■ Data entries
┌──
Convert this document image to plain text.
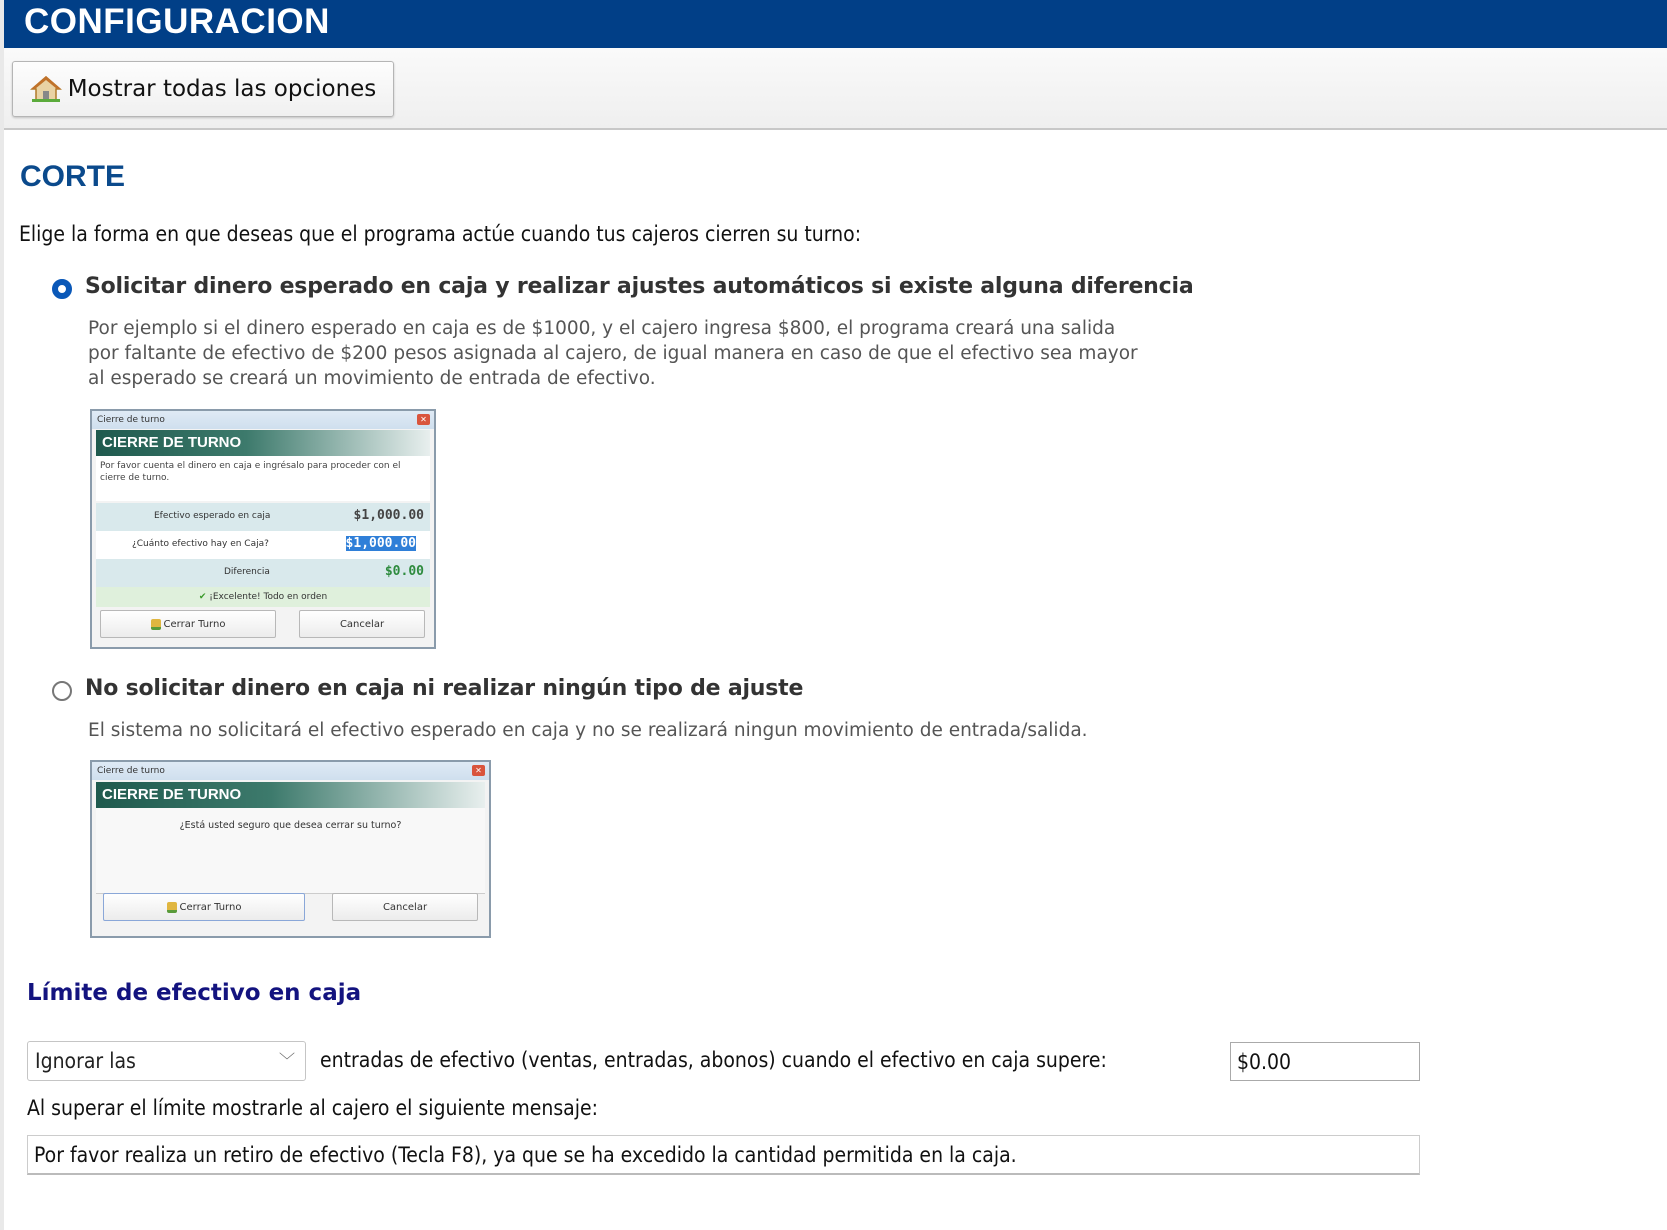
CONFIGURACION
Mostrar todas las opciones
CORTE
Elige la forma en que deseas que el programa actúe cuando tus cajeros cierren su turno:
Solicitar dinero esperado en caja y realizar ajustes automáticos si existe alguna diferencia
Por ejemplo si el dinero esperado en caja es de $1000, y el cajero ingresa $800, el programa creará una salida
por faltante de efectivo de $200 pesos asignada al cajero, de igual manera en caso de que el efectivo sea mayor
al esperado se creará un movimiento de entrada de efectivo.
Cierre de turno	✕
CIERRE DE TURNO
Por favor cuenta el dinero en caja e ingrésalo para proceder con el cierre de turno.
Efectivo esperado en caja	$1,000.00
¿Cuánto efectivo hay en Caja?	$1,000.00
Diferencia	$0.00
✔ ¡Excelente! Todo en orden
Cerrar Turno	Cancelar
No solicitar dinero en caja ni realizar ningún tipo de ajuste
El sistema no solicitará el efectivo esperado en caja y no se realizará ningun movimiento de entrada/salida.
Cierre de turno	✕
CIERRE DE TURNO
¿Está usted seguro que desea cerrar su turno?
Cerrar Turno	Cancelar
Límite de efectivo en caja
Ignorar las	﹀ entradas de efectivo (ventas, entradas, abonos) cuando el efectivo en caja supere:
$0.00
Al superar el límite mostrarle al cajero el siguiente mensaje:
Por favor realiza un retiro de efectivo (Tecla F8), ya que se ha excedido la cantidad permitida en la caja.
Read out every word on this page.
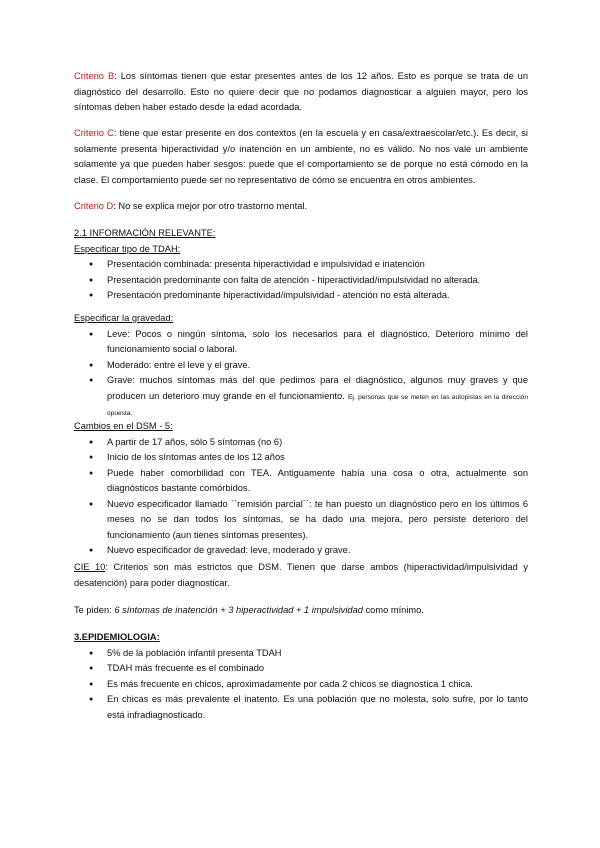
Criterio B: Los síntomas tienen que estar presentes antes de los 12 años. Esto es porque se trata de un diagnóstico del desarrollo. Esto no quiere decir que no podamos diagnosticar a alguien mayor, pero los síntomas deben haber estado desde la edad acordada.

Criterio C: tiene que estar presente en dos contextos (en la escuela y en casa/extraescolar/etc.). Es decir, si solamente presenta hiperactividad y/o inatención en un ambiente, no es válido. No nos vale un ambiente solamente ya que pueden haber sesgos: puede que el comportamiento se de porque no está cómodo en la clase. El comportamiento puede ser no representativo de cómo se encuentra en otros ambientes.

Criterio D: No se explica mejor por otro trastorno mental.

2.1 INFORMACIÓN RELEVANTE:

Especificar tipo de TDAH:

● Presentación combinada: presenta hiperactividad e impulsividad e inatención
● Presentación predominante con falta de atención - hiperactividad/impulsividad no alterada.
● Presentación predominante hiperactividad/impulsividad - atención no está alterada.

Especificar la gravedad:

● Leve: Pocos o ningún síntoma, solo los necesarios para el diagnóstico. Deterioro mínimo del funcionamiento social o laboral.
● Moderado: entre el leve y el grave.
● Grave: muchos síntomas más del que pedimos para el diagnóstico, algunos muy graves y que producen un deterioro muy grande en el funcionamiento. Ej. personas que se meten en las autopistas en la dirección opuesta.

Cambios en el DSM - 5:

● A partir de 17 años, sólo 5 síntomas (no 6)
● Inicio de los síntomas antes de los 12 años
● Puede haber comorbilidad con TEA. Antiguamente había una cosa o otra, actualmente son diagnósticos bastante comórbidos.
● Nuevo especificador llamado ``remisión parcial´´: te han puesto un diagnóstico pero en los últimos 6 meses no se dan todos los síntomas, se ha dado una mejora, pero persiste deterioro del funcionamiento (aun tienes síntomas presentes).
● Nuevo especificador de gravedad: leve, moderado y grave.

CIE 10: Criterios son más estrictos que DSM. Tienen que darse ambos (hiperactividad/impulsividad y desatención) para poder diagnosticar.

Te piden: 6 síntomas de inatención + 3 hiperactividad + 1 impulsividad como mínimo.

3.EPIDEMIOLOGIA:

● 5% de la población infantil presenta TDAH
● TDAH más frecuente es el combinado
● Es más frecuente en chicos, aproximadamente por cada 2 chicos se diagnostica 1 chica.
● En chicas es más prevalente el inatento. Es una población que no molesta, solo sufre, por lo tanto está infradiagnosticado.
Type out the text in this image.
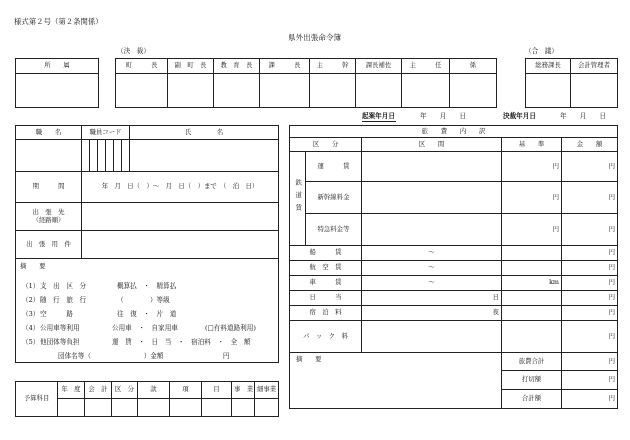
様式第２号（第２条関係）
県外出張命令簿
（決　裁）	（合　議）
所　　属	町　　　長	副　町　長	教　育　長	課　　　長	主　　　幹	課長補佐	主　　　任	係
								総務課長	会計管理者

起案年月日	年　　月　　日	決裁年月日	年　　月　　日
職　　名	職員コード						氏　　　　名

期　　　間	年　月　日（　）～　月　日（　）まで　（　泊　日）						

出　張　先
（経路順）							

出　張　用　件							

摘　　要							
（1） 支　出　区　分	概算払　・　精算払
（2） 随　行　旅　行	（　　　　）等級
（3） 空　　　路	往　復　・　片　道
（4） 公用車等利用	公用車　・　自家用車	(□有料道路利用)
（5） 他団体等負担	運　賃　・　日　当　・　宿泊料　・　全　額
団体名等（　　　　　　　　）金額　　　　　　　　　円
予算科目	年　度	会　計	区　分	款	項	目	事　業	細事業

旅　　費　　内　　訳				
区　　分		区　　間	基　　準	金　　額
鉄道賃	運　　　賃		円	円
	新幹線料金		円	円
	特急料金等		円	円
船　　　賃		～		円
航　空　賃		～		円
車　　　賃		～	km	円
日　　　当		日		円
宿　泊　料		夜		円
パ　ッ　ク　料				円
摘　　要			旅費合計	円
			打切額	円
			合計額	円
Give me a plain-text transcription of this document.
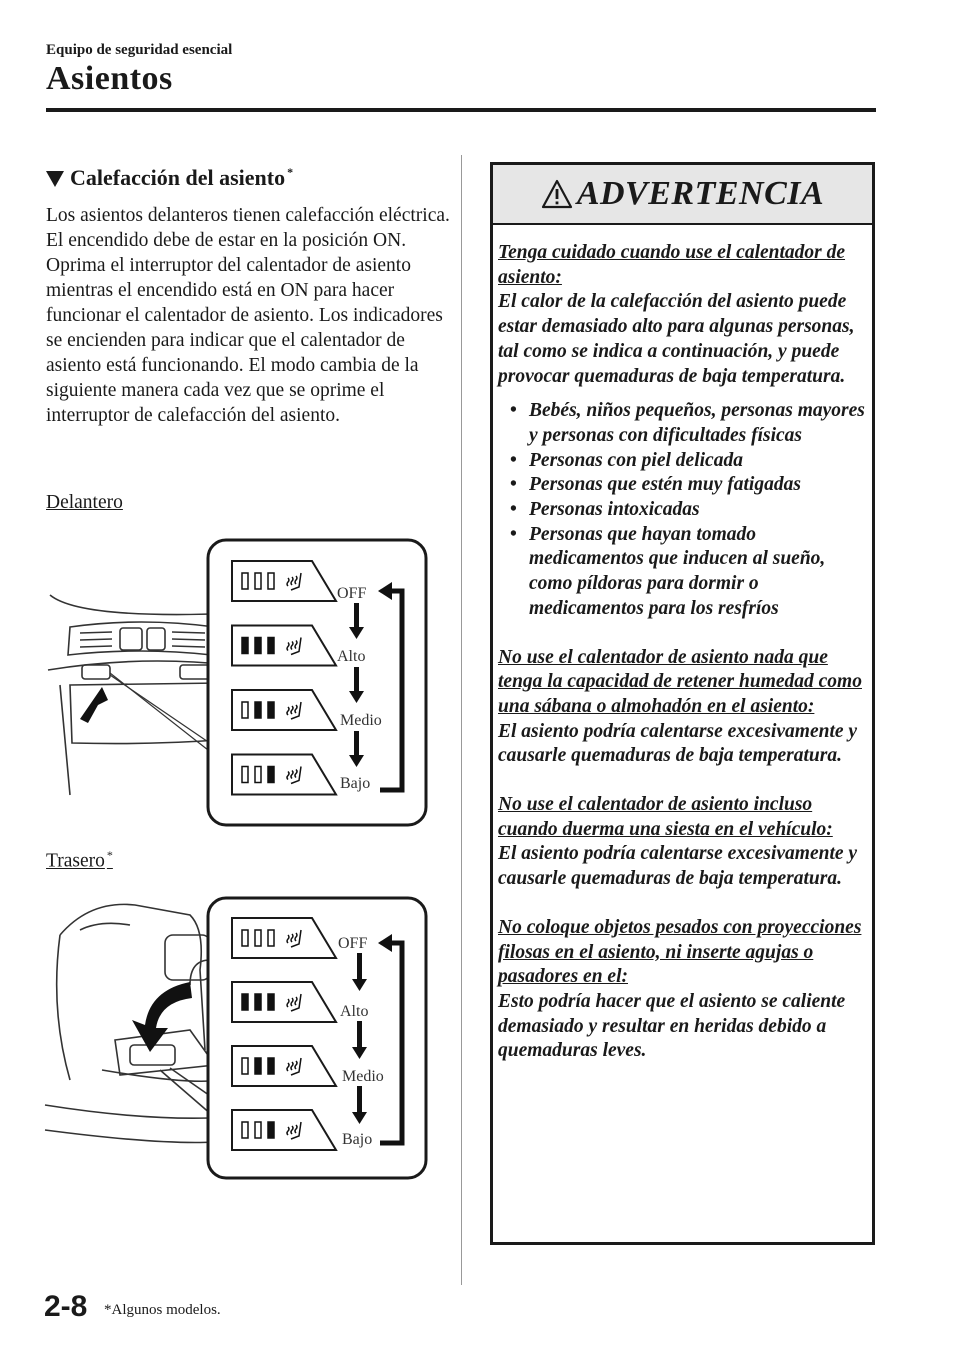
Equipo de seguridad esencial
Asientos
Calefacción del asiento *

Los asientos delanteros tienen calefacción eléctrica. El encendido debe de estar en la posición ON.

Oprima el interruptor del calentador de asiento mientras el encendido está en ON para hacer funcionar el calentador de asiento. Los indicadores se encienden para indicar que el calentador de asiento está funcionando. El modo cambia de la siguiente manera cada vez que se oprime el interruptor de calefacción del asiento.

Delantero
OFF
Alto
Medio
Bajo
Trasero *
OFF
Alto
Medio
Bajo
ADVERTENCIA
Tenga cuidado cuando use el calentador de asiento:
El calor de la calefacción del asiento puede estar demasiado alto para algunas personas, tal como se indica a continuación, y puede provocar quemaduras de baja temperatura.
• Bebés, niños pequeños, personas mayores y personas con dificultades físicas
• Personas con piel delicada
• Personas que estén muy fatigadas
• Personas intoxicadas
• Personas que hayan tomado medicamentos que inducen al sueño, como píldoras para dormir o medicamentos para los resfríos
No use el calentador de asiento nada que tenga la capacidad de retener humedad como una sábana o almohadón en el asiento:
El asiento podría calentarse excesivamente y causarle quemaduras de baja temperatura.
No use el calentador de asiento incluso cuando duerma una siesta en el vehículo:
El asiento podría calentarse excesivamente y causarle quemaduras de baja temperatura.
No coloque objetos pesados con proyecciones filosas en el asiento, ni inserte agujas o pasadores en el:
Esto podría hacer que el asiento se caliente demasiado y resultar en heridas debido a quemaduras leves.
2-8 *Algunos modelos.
└──
■ THE PROBLEM
Gather up the lines that contain the word "plain".

■ OUTPUT
Convert this document image to plain text.
Give me a plain-text transcription of this document.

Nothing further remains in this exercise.